> **SUPPLIED RECORDS**
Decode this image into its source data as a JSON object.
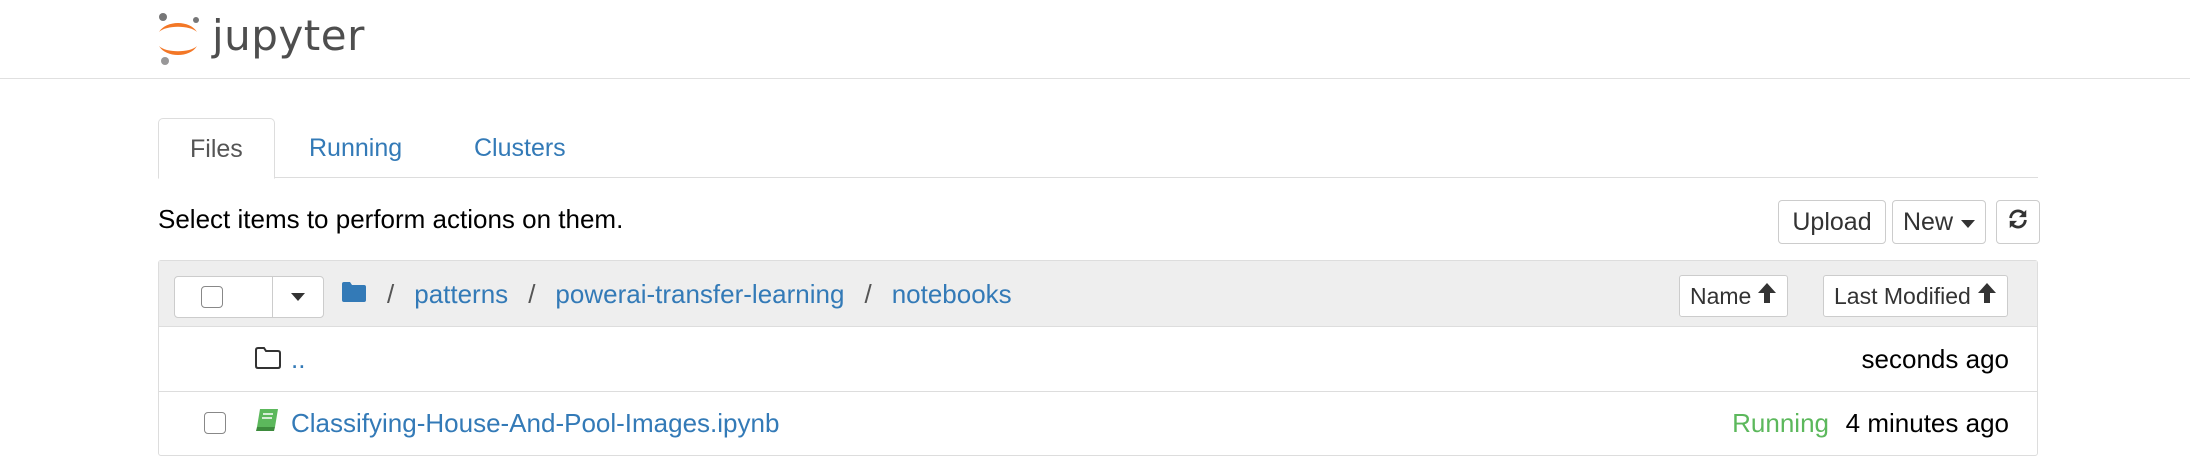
{
  "header": {
    "logo_text": "jupyter"
  },
  "tabs": [
    {
      "label": "Files",
      "active": true
    },
    {
      "label": "Running",
      "active": false
    },
    {
      "label": "Clusters",
      "active": false
    }
  ],
  "toolbar": {
    "instructions": "Select items to perform actions on them.",
    "upload_label": "Upload",
    "new_label": "New",
    "refresh_icon": "refresh-icon"
  },
  "list": {
    "breadcrumb": {
      "root_icon": "folder-icon",
      "items": [
        "patterns",
        "powerai-transfer-learning",
        "notebooks"
      ],
      "separator": "/"
    },
    "sort": {
      "name_label": "Name",
      "modified_label": "Last Modified"
    },
    "rows": [
      {
        "icon": "folder-outline-icon",
        "name": "..",
        "status": "",
        "modified": "seconds ago"
      },
      {
        "icon": "notebook-icon",
        "name": "Classifying-House-And-Pool-Images.ipynb",
        "status": "Running",
        "modified": "4 minutes ago"
      }
    ]
  },
  "colors": {
    "link": "#337ab7",
    "running": "#5cb85c",
    "logo_orange": "#f37726"
  }
}
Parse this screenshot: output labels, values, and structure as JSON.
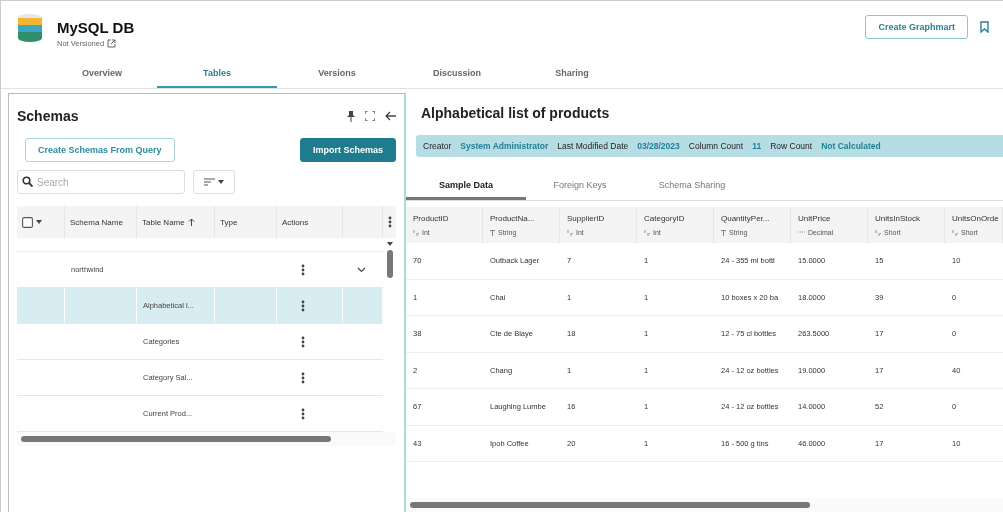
{
  "header": {
    "title": "MySQL DB",
    "subtitle": "Not Versioned",
    "action": "Create Graphmart"
  },
  "tabs": [
    {
      "label": "Overview",
      "selected": false
    },
    {
      "label": "Tables",
      "selected": true
    },
    {
      "label": "Versions",
      "selected": false
    },
    {
      "label": "Discussion",
      "selected": false
    },
    {
      "label": "Sharing",
      "selected": false
    }
  ],
  "schemas_panel": {
    "title": "Schemas",
    "buttons": [
      {
        "label": "Create Schemas From Query",
        "kind": "outline"
      },
      {
        "label": "Import Schemas",
        "kind": "primary"
      }
    ],
    "search": {
      "placeholder": "Search"
    },
    "table": {
      "select_all": {
        "checked": false
      },
      "columns": [
        {
          "label": "Schema Name",
          "sorted": false
        },
        {
          "label": "Table Name",
          "sorted": true
        },
        {
          "label": "Type",
          "sorted": false
        },
        {
          "label": "Actions",
          "sorted": false
        }
      ],
      "rows": [
        {
          "schema": "northwind",
          "table": "",
          "expandable": true,
          "selected": false
        },
        {
          "schema": "",
          "table": "Alphabetical l...",
          "expandable": false,
          "selected": true
        },
        {
          "schema": "",
          "table": "Categories",
          "expandable": false,
          "selected": false
        },
        {
          "schema": "",
          "table": "Category Sal...",
          "expandable": false,
          "selected": false
        },
        {
          "schema": "",
          "table": "Current Prod...",
          "expandable": false,
          "selected": false
        }
      ]
    }
  },
  "detail": {
    "title": "Alphabetical list of products",
    "info": [
      {
        "label": "Creator",
        "value": "System Administrator"
      },
      {
        "label": "Last Modified Date",
        "value": "03/28/2023"
      },
      {
        "label": "Column Count",
        "value": "11"
      },
      {
        "label": "Row Count",
        "value": "Not Calculated"
      }
    ],
    "tabs": [
      {
        "label": "Sample Data",
        "selected": true
      },
      {
        "label": "Foreign Keys",
        "selected": false
      },
      {
        "label": "Schema Sharing",
        "selected": false
      }
    ],
    "table": {
      "columns": [
        {
          "label": "ProductID",
          "type": "Int",
          "kind": "integer"
        },
        {
          "label": "ProductNa...",
          "type": "String",
          "kind": "text"
        },
        {
          "label": "SupplierID",
          "type": "Int",
          "kind": "integer"
        },
        {
          "label": "CategoryID",
          "type": "Int",
          "kind": "integer"
        },
        {
          "label": "QuantityPer...",
          "type": "String",
          "kind": "text"
        },
        {
          "label": "UnitPrice",
          "type": "Decimal",
          "kind": "decimal"
        },
        {
          "label": "UnitsInStock",
          "type": "Short",
          "kind": "integer"
        },
        {
          "label": "UnitsOnOrde",
          "type": "Short",
          "kind": "integer"
        }
      ],
      "rows": [
        [
          "70",
          "Outback Lager",
          "7",
          "1",
          "24 - 355 ml bottl",
          "15.0000",
          "15",
          "10"
        ],
        [
          "1",
          "Chai",
          "1",
          "1",
          "10 boxes x 20 ba",
          "18.0000",
          "39",
          "0"
        ],
        [
          "38",
          "Cte de Blaye",
          "18",
          "1",
          "12 - 75 cl bottles",
          "263.5000",
          "17",
          "0"
        ],
        [
          "2",
          "Chang",
          "1",
          "1",
          "24 - 12 oz bottles",
          "19.0000",
          "17",
          "40"
        ],
        [
          "67",
          "Laughing Lumbe",
          "16",
          "1",
          "24 - 12 oz bottles",
          "14.0000",
          "52",
          "0"
        ],
        [
          "43",
          "Ipoh Coffee",
          "20",
          "1",
          "16 - 500 g tins",
          "46.0000",
          "17",
          "10"
        ]
      ]
    }
  }
}
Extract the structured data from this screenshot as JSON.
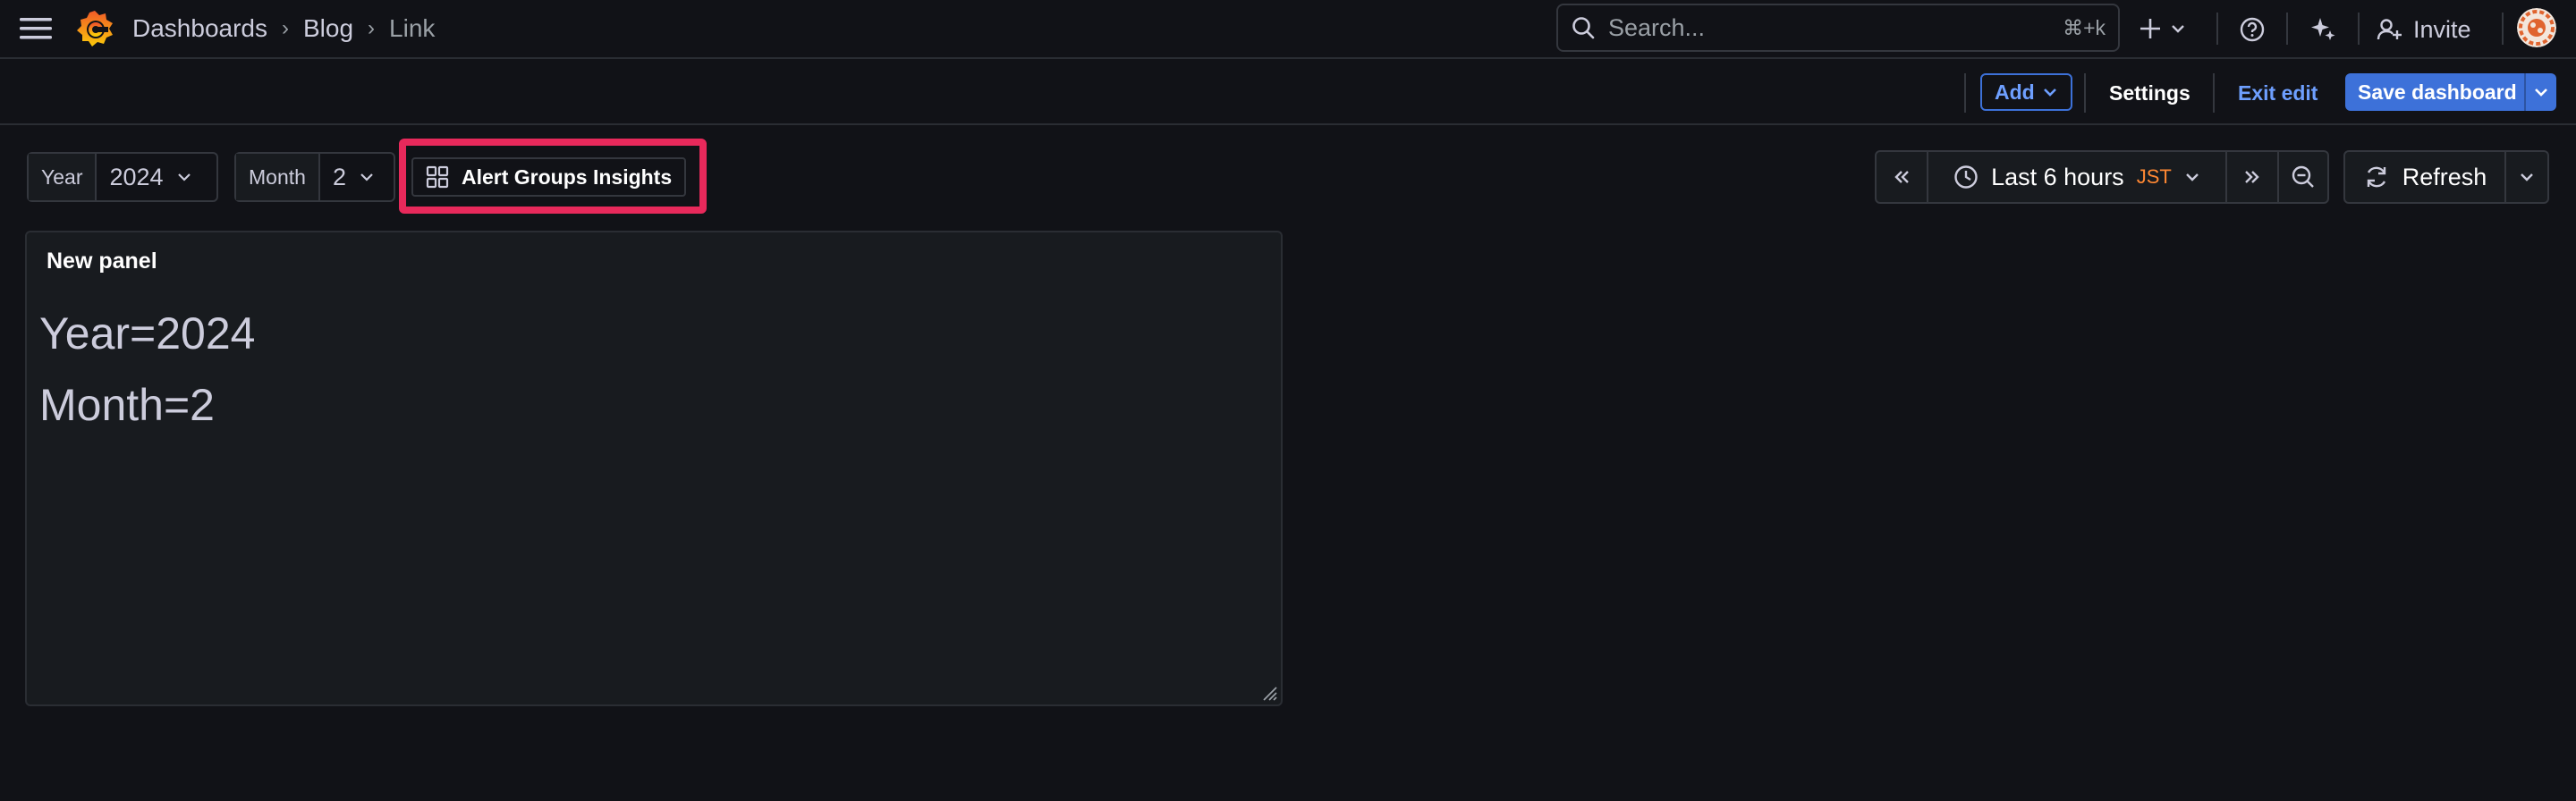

> **GIVEN PROBLEM**
Write out every entry again word for word, without any of the pictures.

> **REPLY TO THE EXERCISE**
Decode this image into its source data as a JSON object.
{
  "header": {
    "logo_text": "jupyter"
  },
  "tabs": [
    {
      "label": "Files",
      "active": true
    },
    {
      "label": "Running",
      "active": false
    },
    {
      "label": "Clusters",
      "active": false
    }
  ],
  "toolbar": {
    "instructions": "Select items to perform actions on them.",
    "upload_label": "Upload",
    "new_label": "New",
    "refresh_icon": "refresh-icon"
  },
  "list": {
    "breadcrumb": {
      "root_icon": "folder-icon",
      "items": [
        "patterns",
        "powerai-transfer-learning",
        "notebooks"
      ],
      "separator": "/"
    },
    "sort": {
      "name_label": "Name",
      "modified_label": "Last Modified"
    },
    "rows": [
      {
        "icon": "folder-outline-icon",
        "name": "..",
        "status": "",
        "modified": "seconds ago"
      },
      {
        "icon": "notebook-icon",
        "name": "Classifying-House-And-Pool-Images.ipynb",
        "status": "Running",
        "modified": "4 minutes ago"
      }
    ]
  },
  "colors": {
    "link": "#337ab7",
    "running": "#5cb85c",
    "logo_orange": "#f37726"
  }
}
Parse this screenshot: output labels, values, and structure as JSON.
{
  "header": {
    "title": "MySQL DB",
    "subtitle": "Not Versioned",
    "action": "Create Graphmart"
  },
  "tabs": [
    {
      "label": "Overview",
      "selected": false
    },
    {
      "label": "Tables",
      "selected": true
    },
    {
      "label": "Versions",
      "selected": false
    },
    {
      "label": "Discussion",
      "selected": false
    },
    {
      "label": "Sharing",
      "selected": false
    }
  ],
  "schemas_panel": {
    "title": "Schemas",
    "buttons": [
      {
        "label": "Create Schemas From Query",
        "kind": "outline"
      },
      {
        "label": "Import Schemas",
        "kind": "primary"
      }
    ],
    "search": {
      "placeholder": "Search"
    },
    "table": {
      "select_all": {
        "checked": false
      },
      "columns": [
        {
          "label": "Schema Name",
          "sorted": false
        },
        {
          "label": "Table Name",
          "sorted": true
        },
        {
          "label": "Type",
          "sorted": false
        },
        {
          "label": "Actions",
          "sorted": false
        }
      ],
      "rows": [
        {
          "schema": "northwind",
          "table": "",
          "expandable": true,
          "selected": false
        },
        {
          "schema": "",
          "table": "Alphabetical l...",
          "expandable": false,
          "selected": true
        },
        {
          "schema": "",
          "table": "Categories",
          "expandable": false,
          "selected": false
        },
        {
          "schema": "",
          "table": "Category Sal...",
          "expandable": false,
          "selected": false
        },
        {
          "schema": "",
          "table": "Current Prod...",
          "expandable": false,
          "selected": false
        }
      ]
    }
  },
  "detail": {
    "title": "Alphabetical list of products",
    "info": [
      {
        "label": "Creator",
        "value": "System Administrator"
      },
      {
        "label": "Last Modified Date",
        "value": "03/28/2023"
      },
      {
        "label": "Column Count",
        "value": "11"
      },
      {
        "label": "Row Count",
        "value": "Not Calculated"
      }
    ],
    "tabs": [
      {
        "label": "Sample Data",
        "selected": true
      },
      {
        "label": "Foreign Keys",
        "selected": false
      },
      {
        "label": "Schema Sharing",
        "selected": false
      }
    ],
    "table": {
      "columns": [
        {
          "label": "ProductID",
          "type": "Int",
          "kind": "integer"
        },
        {
          "label": "ProductNa...",
          "type": "String",
          "kind": "text"
        },
        {
          "label": "SupplierID",
          "type": "Int",
          "kind": "integer"
        },
        {
          "label": "CategoryID",
          "type": "Int",
          "kind": "integer"
        },
        {
          "label": "QuantityPer...",
          "type": "String",
          "kind": "text"
        },
        {
          "label": "UnitPrice",
          "type": "Decimal",
          "kind": "decimal"
        },
        {
          "label": "UnitsInStock",
          "type": "Short",
          "kind": "integer"
        },
        {
          "label": "UnitsOnOrde",
          "type": "Short",
          "kind": "integer"
        }
      ],
      "rows": [
        [
          "70",
          "Outback Lager",
          "7",
          "1",
          "24 - 355 ml bottl",
          "15.0000",
          "15",
          "10"
        ],
        [
          "1",
          "Chai",
          "1",
          "1",
          "10 boxes x 20 ba",
          "18.0000",
          "39",
          "0"
        ],
        [
          "38",
          "Cte de Blaye",
          "18",
          "1",
          "12 - 75 cl bottles",
          "263.5000",
          "17",
          "0"
        ],
        [
          "2",
          "Chang",
          "1",
          "1",
          "24 - 12 oz bottles",
          "19.0000",
          "17",
          "40"
        ],
        [
          "67",
          "Laughing Lumbe",
          "16",
          "1",
          "24 - 12 oz bottles",
          "14.0000",
          "52",
          "0"
        ],
        [
          "43",
          "Ipoh Coffee",
          "20",
          "1",
          "16 - 500 g tins",
          "46.0000",
          "17",
          "10"
        ]
      ]
    }
  }
}
Extract the structured data from this screenshot as JSON.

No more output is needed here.